= Exercise task =
Without skipping anything, write out each record below exactly.

= Material provided =
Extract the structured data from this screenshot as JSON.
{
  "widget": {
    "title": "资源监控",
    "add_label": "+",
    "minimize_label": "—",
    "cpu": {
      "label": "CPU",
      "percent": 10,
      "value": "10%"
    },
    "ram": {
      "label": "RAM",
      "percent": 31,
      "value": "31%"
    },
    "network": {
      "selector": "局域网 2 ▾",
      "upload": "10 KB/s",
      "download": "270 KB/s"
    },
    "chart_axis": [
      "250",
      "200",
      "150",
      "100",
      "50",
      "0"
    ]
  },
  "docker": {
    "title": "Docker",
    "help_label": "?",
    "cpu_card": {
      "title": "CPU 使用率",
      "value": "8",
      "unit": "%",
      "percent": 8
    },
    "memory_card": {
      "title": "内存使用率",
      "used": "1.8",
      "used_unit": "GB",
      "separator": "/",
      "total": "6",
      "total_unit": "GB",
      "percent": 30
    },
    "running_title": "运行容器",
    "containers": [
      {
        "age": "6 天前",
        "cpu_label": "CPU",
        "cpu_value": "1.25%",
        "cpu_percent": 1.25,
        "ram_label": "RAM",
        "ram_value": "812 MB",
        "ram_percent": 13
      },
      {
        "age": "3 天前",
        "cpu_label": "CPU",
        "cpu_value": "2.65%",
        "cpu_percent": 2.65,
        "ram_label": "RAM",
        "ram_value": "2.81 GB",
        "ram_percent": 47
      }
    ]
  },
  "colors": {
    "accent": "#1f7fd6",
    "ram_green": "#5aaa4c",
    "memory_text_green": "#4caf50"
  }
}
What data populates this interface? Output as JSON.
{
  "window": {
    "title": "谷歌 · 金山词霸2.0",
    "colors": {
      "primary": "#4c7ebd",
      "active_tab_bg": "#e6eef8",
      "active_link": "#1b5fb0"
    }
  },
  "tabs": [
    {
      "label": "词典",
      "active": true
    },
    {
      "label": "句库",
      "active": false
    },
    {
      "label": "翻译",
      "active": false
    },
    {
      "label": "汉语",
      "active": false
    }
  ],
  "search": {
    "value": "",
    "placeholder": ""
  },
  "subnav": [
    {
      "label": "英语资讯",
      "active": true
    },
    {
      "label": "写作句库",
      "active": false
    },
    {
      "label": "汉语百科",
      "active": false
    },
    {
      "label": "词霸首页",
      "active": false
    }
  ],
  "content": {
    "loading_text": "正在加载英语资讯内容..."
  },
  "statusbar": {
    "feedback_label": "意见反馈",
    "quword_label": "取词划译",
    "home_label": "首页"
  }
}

= Solved problem =
Extract the structured data from this screenshot as JSON.
{
  "widget": {
    "title": "资源监控",
    "add_label": "+",
    "minimize_label": "—",
    "cpu": {
      "label": "CPU",
      "percent": 10,
      "value": "10%"
    },
    "ram": {
      "label": "RAM",
      "percent": 31,
      "value": "31%"
    },
    "network": {
      "selector": "局域网 2 ▾",
      "upload": "10 KB/s",
      "download": "270 KB/s"
    },
    "chart_axis": [
      "250",
      "200",
      "150",
      "100",
      "50",
      "0"
    ]
  },
  "docker": {
    "title": "Docker",
    "help_label": "?",
    "cpu_card": {
      "title": "CPU 使用率",
      "value": "8",
      "unit": "%",
      "percent": 8
    },
    "memory_card": {
      "title": "内存使用率",
      "used": "1.8",
      "used_unit": "GB",
      "separator": "/",
      "total": "6",
      "total_unit": "GB",
      "percent": 30
    },
    "running_title": "运行容器",
    "containers": [
      {
        "age": "6 天前",
        "cpu_label": "CPU",
        "cpu_value": "1.25%",
        "cpu_percent": 1.25,
        "ram_label": "RAM",
        "ram_value": "812 MB",
        "ram_percent": 13
      },
      {
        "age": "3 天前",
        "cpu_label": "CPU",
        "cpu_value": "2.65%",
        "cpu_percent": 2.65,
        "ram_label": "RAM",
        "ram_value": "2.81 GB",
        "ram_percent": 47
      }
    ]
  },
  "colors": {
    "accent": "#1f7fd6",
    "ram_green": "#5aaa4c",
    "memory_text_green": "#4caf50"
  }
}
What data populates this interface? Output as JSON.
{
  "window": {
    "title": "谷歌 · 金山词霸2.0",
    "colors": {
      "primary": "#4c7ebd",
      "active_tab_bg": "#e6eef8",
      "active_link": "#1b5fb0"
    }
  },
  "tabs": [
    {
      "label": "词典",
      "active": true
    },
    {
      "label": "句库",
      "active": false
    },
    {
      "label": "翻译",
      "active": false
    },
    {
      "label": "汉语",
      "active": false
    }
  ],
  "search": {
    "value": "",
    "placeholder": ""
  },
  "subnav": [
    {
      "label": "英语资讯",
      "active": true
    },
    {
      "label": "写作句库",
      "active": false
    },
    {
      "label": "汉语百科",
      "active": false
    },
    {
      "label": "词霸首页",
      "active": false
    }
  ],
  "content": {
    "loading_text": "正在加载英语资讯内容..."
  },
  "statusbar": {
    "feedback_label": "意见反馈",
    "quword_label": "取词划译",
    "home_label": "首页"
  }
}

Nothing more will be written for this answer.